* **Rows**
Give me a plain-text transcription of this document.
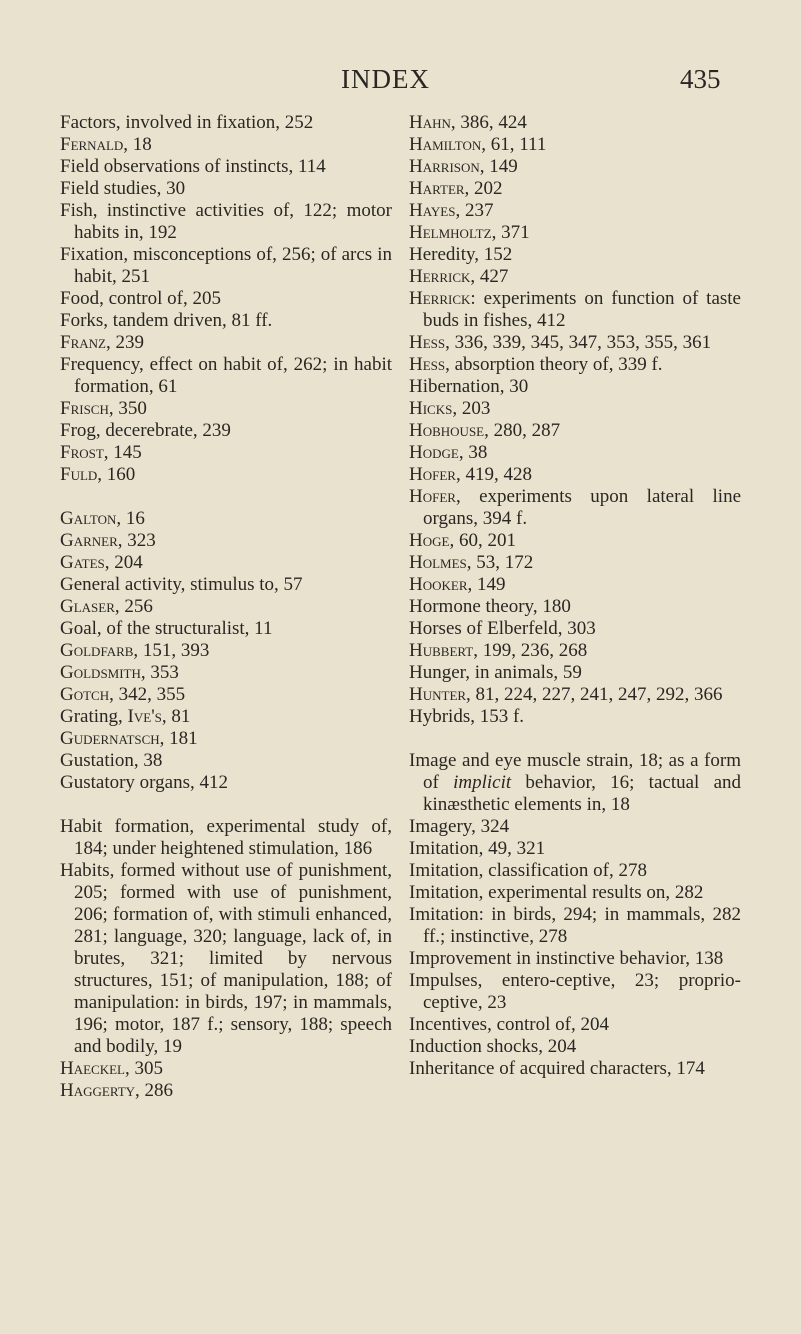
INDEX	435

Factors, involved in fixation, 252

Fernald, 18

Field observations of instincts, 114

Field studies, 30

Fish, instinctive activities of, 122; motor habits in, 192

Fixation, misconceptions of, 256; of arcs in habit, 251

Food, control of, 205

Forks, tandem driven, 81 ff.

Franz, 239

Frequency, effect on habit of, 262; in habit formation, 61

Frisch, 350

Frog, decerebrate, 239

Frost, 145

Fuld, 160

Galton, 16

Garner, 323

Gates, 204

General activity, stimulus to, 57

Glaser, 256

Goal, of the structuralist, 11

Goldfarb, 151, 393

Goldsmith, 353

Gotch, 342, 355

Grating, Ive's, 81

Gudernatsch, 181

Gustation, 38

Gustatory organs, 412

Habit formation, experimental study of, 184; under heightened stimulation, 186

Habits, formed without use of punishment, 205; formed with use of punishment, 206; formation of, with stimuli enhanced, 281; language, 320; language, lack of, in brutes, 321; limited by nervous structures, 151; of manipulation, 188; of manipulation: in birds, 197; in mammals, 196; motor, 187 f.; sensory, 188; speech and bodily, 19

Haeckel, 305

Haggerty, 286

Hahn, 386, 424

Hamilton, 61, 111

Harrison, 149

Harter, 202

Hayes, 237

Helmholtz, 371

Heredity, 152

Herrick, 427

Herrick: experiments on function of taste buds in fishes, 412

Hess, 336, 339, 345, 347, 353, 355, 361

Hess, absorption theory of, 339 f.

Hibernation, 30

Hicks, 203

Hobhouse, 280, 287

Hodge, 38

Hofer, 419, 428

Hofer, experiments upon lateral line organs, 394 f.

Hoge, 60, 201

Holmes, 53, 172

Hooker, 149

Hormone theory, 180

Horses of Elberfeld, 303

Hubbert, 199, 236, 268

Hunger, in animals, 59

Hunter, 81, 224, 227, 241, 247, 292, 366

Hybrids, 153 f.

Image and eye muscle strain, 18; as a form of implicit behavior, 16; tactual and kinæsthetic elements in, 18

Imagery, 324

Imitation, 49, 321

Imitation, classification of, 278

Imitation, experimental results on, 282

Imitation: in birds, 294; in mammals, 282 ff.; instinctive, 278

Improvement in instinctive behavior, 138

Impulses, entero-ceptive, 23; proprio-ceptive, 23

Incentives, control of, 204

Induction shocks, 204

Inheritance of acquired characters, 174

* **Set exercise**
Look for "theory" and pull out every line that has it.

* **Solved exercise**
Hess, absorption theory of, 339 f.
Hormone theory, 180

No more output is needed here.